* BEGIN SOURCE TEXT *

The issue is that your type is defined with =%typedef:= (a named/aliased type) rather than =%type:= (an inline type). The =get_field_type= function only scans for =%type:= lines, so it never finds =phonenum= and returns an empty string — meaning =prompt_field= skips validation entirely and accepts anything.

There are two separate problems to fix:

1. *=get_field_type= needs to resolve =%typedef:= aliases.* When it finds that a field's type is a named alias like =phonenum=, it must look up that alias in the =%typedef:= declarations to find the underlying type string (e.g. =regexp /^.../=).
2. *The =%typedef:= format uses a three-part line* (=%typedef: name type /pattern/=) rather than the two-part =%type:= format, so the parsing logic differs.

---

First, add a new function =resolve_typedef= that looks up a named type in the =%typedef:= declarations and returns the full type string:

#+begin_src bash
# ---------------------------------------------------------------------------
# Step 5a: Resolve a named typedef back to its base type string.
#   e.g. given alias "phonenum" returns "regexp /^([[:digit:]]{3})...$/"
# ---------------------------------------------------------------------------
resolve_typedef() {
    local block="$1"
    local alias="$2"

    echo "$block" | awk -v a="$alias" '
        index($0, "%typedef:") == 1 {
            # %typedef: aliasname basetype [/pattern/ or args...]
            rest = substr($0, length("%typedef:") + 1)
            sub(/^[[:space:]]+/, "", rest)
            # First token is the alias name.
            n = split(rest, parts, /[[:space:]]+/)
            if (parts[1] == a) {
                # Reassemble everything after the alias name.
                result = ""
                for (i = 2; i <= n; i++) {
                    result = result (i==2 ? "" : " ") parts[i]
                }
                print result
                exit
            }
        }
    '
}
#+end_src

---

Then update =get_field_type= to call =resolve_typedef= when the type it finds is not one of the known base types:

#+begin_src bash
# ---------------------------------------------------------------------------
# Step 5: Find the declared type (if any) for a specific field.
#         Resolves %typedef: aliases to their underlying type string.

* END SOURCE TEXT *
* BEGIN MATERIAL *

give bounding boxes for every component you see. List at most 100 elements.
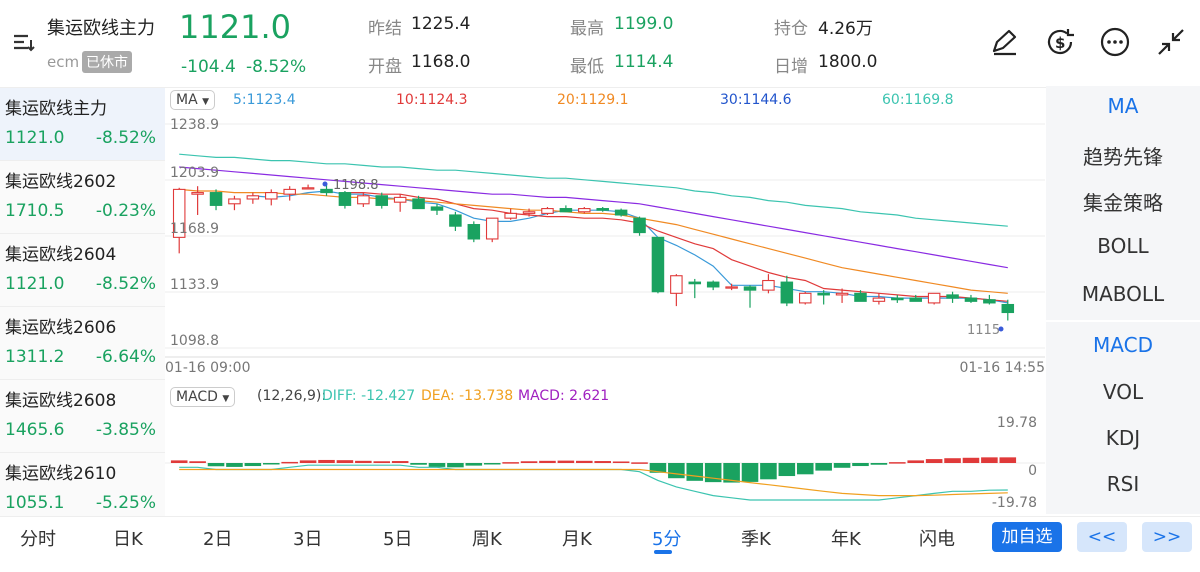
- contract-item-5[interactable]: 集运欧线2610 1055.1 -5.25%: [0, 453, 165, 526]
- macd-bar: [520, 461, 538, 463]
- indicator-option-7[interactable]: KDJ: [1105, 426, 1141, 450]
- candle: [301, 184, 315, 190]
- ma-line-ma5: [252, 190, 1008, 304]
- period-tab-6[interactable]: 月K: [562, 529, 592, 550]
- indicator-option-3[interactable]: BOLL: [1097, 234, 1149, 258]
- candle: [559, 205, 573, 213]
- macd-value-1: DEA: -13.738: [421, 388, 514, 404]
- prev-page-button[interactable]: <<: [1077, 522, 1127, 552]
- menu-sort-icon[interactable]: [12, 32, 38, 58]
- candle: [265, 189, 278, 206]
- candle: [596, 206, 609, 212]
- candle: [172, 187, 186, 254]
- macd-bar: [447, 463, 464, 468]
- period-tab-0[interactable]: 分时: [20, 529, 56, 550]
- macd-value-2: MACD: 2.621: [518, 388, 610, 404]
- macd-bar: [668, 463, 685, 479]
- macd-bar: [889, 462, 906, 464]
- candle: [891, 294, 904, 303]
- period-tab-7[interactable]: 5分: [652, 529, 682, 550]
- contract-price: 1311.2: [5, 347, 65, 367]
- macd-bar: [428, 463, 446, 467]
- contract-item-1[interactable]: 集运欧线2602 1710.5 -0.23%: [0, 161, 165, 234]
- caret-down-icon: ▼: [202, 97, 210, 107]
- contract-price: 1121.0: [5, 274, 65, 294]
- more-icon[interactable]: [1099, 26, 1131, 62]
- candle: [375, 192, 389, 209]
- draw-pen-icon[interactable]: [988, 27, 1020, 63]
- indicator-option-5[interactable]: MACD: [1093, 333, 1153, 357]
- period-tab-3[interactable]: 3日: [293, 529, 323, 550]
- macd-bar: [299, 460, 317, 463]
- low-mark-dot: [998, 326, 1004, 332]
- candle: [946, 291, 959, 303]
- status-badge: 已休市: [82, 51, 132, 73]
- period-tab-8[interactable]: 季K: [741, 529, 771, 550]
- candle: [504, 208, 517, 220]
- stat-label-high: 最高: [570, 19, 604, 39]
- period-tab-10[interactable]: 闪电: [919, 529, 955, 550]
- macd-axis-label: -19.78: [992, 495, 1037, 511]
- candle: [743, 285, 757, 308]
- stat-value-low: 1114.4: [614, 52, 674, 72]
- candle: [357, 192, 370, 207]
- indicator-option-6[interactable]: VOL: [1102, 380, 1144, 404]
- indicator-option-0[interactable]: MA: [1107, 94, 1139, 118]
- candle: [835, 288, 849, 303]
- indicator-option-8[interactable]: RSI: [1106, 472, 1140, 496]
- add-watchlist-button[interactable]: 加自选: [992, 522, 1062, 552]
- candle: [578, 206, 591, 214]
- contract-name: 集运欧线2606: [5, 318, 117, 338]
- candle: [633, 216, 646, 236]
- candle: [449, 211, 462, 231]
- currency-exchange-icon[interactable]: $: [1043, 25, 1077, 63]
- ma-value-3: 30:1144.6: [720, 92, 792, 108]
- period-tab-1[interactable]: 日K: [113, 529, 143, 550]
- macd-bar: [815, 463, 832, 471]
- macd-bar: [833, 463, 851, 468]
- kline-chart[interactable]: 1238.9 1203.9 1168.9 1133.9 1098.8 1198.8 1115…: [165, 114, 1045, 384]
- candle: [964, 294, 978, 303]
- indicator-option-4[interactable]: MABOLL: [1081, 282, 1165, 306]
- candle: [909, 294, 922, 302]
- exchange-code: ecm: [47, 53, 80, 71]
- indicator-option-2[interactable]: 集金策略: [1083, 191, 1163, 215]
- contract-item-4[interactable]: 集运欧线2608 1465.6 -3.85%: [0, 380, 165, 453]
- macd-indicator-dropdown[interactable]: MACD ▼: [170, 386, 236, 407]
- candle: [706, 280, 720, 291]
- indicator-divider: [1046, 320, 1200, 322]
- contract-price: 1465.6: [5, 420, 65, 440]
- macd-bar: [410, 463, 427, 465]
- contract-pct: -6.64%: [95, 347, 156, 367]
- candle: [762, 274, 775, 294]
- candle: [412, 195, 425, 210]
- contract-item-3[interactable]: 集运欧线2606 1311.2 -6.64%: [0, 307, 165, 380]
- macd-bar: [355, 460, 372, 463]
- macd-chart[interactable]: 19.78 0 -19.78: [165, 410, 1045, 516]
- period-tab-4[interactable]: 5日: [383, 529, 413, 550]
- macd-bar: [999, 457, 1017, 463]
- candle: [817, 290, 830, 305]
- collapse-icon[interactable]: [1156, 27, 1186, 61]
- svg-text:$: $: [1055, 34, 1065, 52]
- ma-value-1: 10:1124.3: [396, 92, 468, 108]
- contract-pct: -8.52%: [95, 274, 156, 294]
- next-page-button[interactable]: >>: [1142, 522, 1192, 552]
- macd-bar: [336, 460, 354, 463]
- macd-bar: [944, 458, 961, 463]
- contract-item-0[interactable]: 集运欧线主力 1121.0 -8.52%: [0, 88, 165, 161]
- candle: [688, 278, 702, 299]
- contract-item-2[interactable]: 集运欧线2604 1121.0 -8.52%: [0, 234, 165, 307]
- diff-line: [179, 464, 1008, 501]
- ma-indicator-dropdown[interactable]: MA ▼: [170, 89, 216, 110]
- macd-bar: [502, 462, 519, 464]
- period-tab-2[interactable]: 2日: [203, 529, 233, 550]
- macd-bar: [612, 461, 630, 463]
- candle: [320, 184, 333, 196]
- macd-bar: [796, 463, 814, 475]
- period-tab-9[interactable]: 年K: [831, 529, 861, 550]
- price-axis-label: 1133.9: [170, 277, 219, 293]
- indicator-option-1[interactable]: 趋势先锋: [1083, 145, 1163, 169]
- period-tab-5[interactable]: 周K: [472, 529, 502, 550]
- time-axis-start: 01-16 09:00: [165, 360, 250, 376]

* END MATERIAL *

[WRITTEN TASKS]
- A) According to the source text, what does get_field_type return when it fails to find phonenum?
- B) Rewrite the part of the source text that begins at the words "There are two" and stops after "parsing logic differs.", swapping "underlying" for "base".

[SET OF ANSWERS]
- A) An empty string.

- B)
There are two separate problems to fix:

1. *=get_field_type= needs to resolve =%typedef:= aliases.* When it finds that a field's type is a named alias like =phonenum=, it must look up that alias in the =%typedef:= declarations to find the base type string (e.g. =regexp /^.../=).
2. *The =%typedef:= format uses a three-part line* (=%typedef: name type /pattern/=) rather than the two-part =%type:= format, so the parsing logic differs.